• REQUIREMENT: All entries must be repeated exactly; do not include the pictures.

• ROWS:
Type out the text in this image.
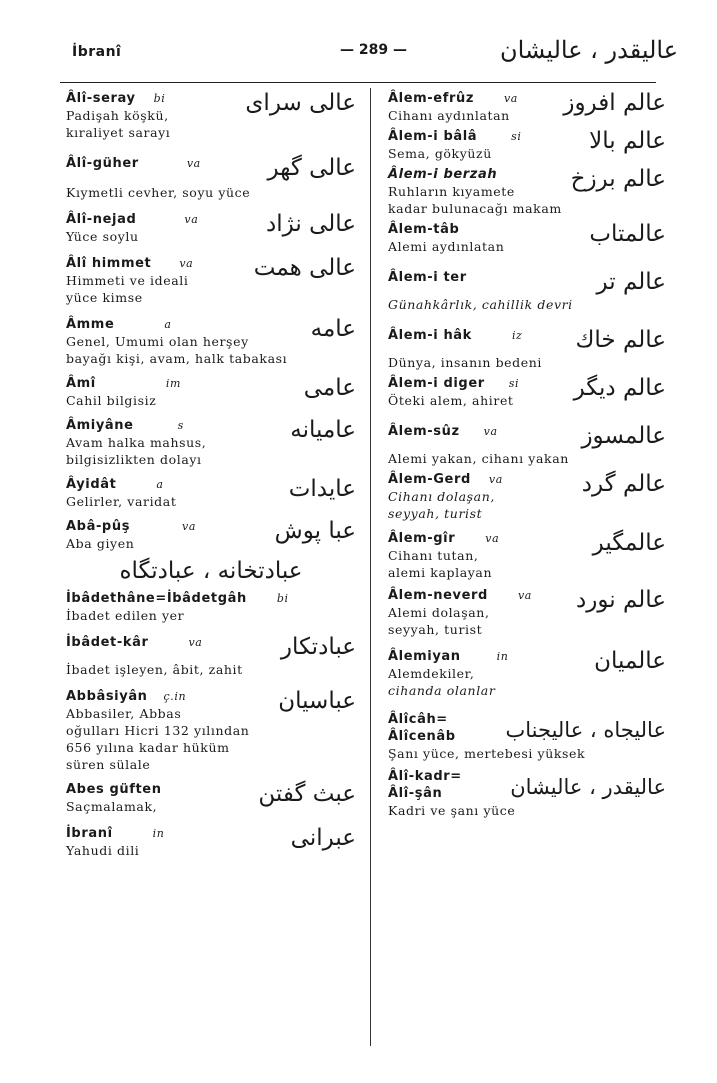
İbranî	— 289 —	عالیقدر ، عالیشان
Âlî-seray bi	عالی سرای
Padişah köşkü,
kıraliyet sarayı
Âlî-güher	va	عالی گهر
Kıymetli cevher, soyu yüce
Âlî-nejad	va	عالی نژاد
Yüce soylu
Âlî himmet	va	عالی همت
Himmeti ve ideali
yüce kimse
Âmme	a	عامه
Genel, Umumi olan herşey
bayağı kişi, avam, halk tabakası
Âmî	im	عامی
Cahil bilgisiz
Âmiyâne	s	عامیانه
Avam halka mahsus,
bilgisizlikten dolayı
Âyidât	a	عایدات
Gelirler, varidat
Abâ-pûş	va	عبا پوش
Aba giyen
عبادتخانه ، عبادتگاه
İbâdethâne=İbâdetgâh	bi
İbadet edilen yer
İbâdet-kâr	va	عبادتکار
İbadet işleyen, âbit, zahit
Abbâsiyân ç.in	عباسیان
Abbasiler, Abbas
oğulları Hicri 132 yılından
656 yılına kadar hüküm
süren sülale
Abes güften	عبث گفتن
Saçmalamak,
İbranî	in	عبرانی
Yahudi dili
Âlem-efrûz	va	عالم افروز
Cihanı aydınlatan
Âlem-i bâlâ	si	عالم بالا
Sema, gökyüzü
Âlem-i berzah	عالم برزخ
Ruhların kıyamete
kadar bulunacağı makam
Âlem-tâb	عالمتاب
Alemi aydınlatan
Âlem-i ter	عالم تر
Günahkârlık, cahillik devri
Âlem-i hâk	iz	عالم خاك
Dünya, insanın bedeni
Âlem-i diger si	عالم دیگر
Öteki alem, ahiret
Âlem-sûz va	عالمسوز
Alemi yakan, cihanı yakan
Âlem-Gerd va	عالم گرد
Cihanı dolaşan,
seyyah, turist
Âlem-gîr	va	عالمگیر
Cihanı tutan,
alemi kaplayan
Âlem-neverd	va	عالم نورد
Alemi dolaşan,
seyyah, turist
Âlemiyan	in	عالمیان
Alemdekiler,
cihanda olanlar
Âlîcâh=
Âlîcenâb	عالیجاه ، عالیجناب
Şanı yüce, mertebesi yüksek
Âlî-kadr=
Âlî-şân	عالیقدر ، عالیشان
Kadri ve şanı yüce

• RESULT OF THIS TASK:
Type out the text in this image.
İbranî	— 289 —	عالیقدر ، عالیشان
Âlî-seray bi	عالی سرای
Padişah köşkü,
kıraliyet sarayı
Âlî-güher	va	عالی گهر
Kıymetli cevher, soyu yüce
Âlî-nejad	va	عالی نژاد
Yüce soylu
Âlî himmet	va	عالی همت
Himmeti ve ideali
yüce kimse
Âmme	a	عامه
Genel, Umumi olan herşey
bayağı kişi, avam, halk tabakası
Âmî	im	عامی
Cahil bilgisiz
Âmiyâne	s	عامیانه
Avam halka mahsus,
bilgisizlikten dolayı
Âyidât	a	عایدات
Gelirler, varidat
Abâ-pûş	va	عبا پوش
Aba giyen
عبادتخانه ، عبادتگاه
İbâdethâne=İbâdetgâh	bi
İbadet edilen yer
İbâdet-kâr	va	عبادتکار
İbadet işleyen, âbit, zahit
Abbâsiyân ç.in	عباسیان
Abbasiler, Abbas
oğulları Hicri 132 yılından
656 yılına kadar hüküm
süren sülale
Abes güften	عبث گفتن
Saçmalamak,
İbranî	in	عبرانی
Yahudi dili
Âlem-efrûz	va	عالم افروز
Cihanı aydınlatan
Âlem-i bâlâ	si	عالم بالا
Sema, gökyüzü
Âlem-i berzah	عالم برزخ
Ruhların kıyamete
kadar bulunacağı makam
Âlem-tâb	عالمتاب
Alemi aydınlatan
Âlem-i ter	عالم تر
Günahkârlık, cahillik devri
Âlem-i hâk	iz	عالم خاك
Dünya, insanın bedeni
Âlem-i diger si	عالم دیگر
Öteki alem, ahiret
Âlem-sûz va	عالمسوز
Alemi yakan, cihanı yakan
Âlem-Gerd va	عالم گرد
Cihanı dolaşan,
seyyah, turist
Âlem-gîr	va	عالمگیر
Cihanı tutan,
alemi kaplayan
Âlem-neverd	va	عالم نورد
Alemi dolaşan,
seyyah, turist
Âlemiyan	in	عالمیان
Alemdekiler,
cihanda olanlar
Âlîcâh=
Âlîcenâb	عالیجاه ، عالیجناب
Şanı yüce, mertebesi yüksek
Âlî-kadr=
Âlî-şân	عالیقدر ، عالیشان
Kadri ve şanı yüce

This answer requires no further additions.